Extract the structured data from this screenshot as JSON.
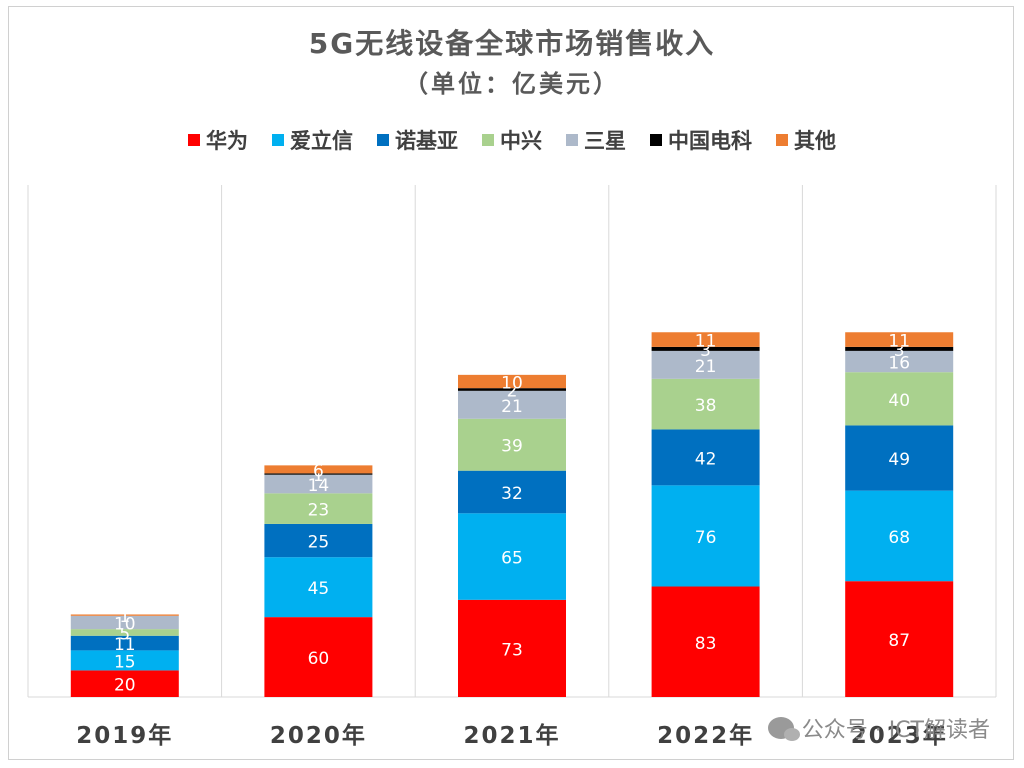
{
  "chart_data": {
    "type": "bar",
    "stacked": true,
    "title": "5G无线设备全球市场销售收入",
    "subtitle": "（单位：亿美元）",
    "categories": [
      "2019年",
      "2020年",
      "2021年",
      "2022年",
      "2023年"
    ],
    "ylim": [
      0,
      300
    ],
    "grid": "vertical separators",
    "legend_position": "top",
    "series": [
      {
        "name": "华为",
        "color": "#ff0000",
        "values": [
          20,
          60,
          73,
          83,
          87
        ]
      },
      {
        "name": "爱立信",
        "color": "#00b0f0",
        "values": [
          15,
          45,
          65,
          76,
          68
        ]
      },
      {
        "name": "诺基亚",
        "color": "#0070c0",
        "values": [
          11,
          25,
          32,
          42,
          49
        ]
      },
      {
        "name": "中兴",
        "color": "#a9d18e",
        "values": [
          5,
          23,
          39,
          38,
          40
        ]
      },
      {
        "name": "三星",
        "color": "#adb9ca",
        "values": [
          10,
          14,
          21,
          21,
          16
        ]
      },
      {
        "name": "中国电科",
        "color": "#000000",
        "values": [
          0,
          1,
          2,
          3,
          3
        ]
      },
      {
        "name": "其他",
        "color": "#ed7d31",
        "values": [
          1,
          6,
          10,
          11,
          11
        ]
      }
    ]
  },
  "watermark": {
    "icon": "wechat-icon",
    "text": "公众号 · ICT解读者"
  }
}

▶ SHORT TASK
In your copy, repeat each record exactly and include no pictures.

▶ OUTPUT FOR THIS TASK
Extract the structured data from this screenshot as JSON.
{
  "chart_data": {
    "type": "bar",
    "stacked": true,
    "title": "5G无线设备全球市场销售收入",
    "subtitle": "（单位：亿美元）",
    "categories": [
      "2019年",
      "2020年",
      "2021年",
      "2022年",
      "2023年"
    ],
    "ylim": [
      0,
      300
    ],
    "grid": "vertical separators",
    "legend_position": "top",
    "series": [
      {
        "name": "华为",
        "color": "#ff0000",
        "values": [
          20,
          60,
          73,
          83,
          87
        ]
      },
      {
        "name": "爱立信",
        "color": "#00b0f0",
        "values": [
          15,
          45,
          65,
          76,
          68
        ]
      },
      {
        "name": "诺基亚",
        "color": "#0070c0",
        "values": [
          11,
          25,
          32,
          42,
          49
        ]
      },
      {
        "name": "中兴",
        "color": "#a9d18e",
        "values": [
          5,
          23,
          39,
          38,
          40
        ]
      },
      {
        "name": "三星",
        "color": "#adb9ca",
        "values": [
          10,
          14,
          21,
          21,
          16
        ]
      },
      {
        "name": "中国电科",
        "color": "#000000",
        "values": [
          0,
          1,
          2,
          3,
          3
        ]
      },
      {
        "name": "其他",
        "color": "#ed7d31",
        "values": [
          1,
          6,
          10,
          11,
          11
        ]
      }
    ]
  },
  "watermark": {
    "icon": "wechat-icon",
    "text": "公众号 · ICT解读者"
  }
}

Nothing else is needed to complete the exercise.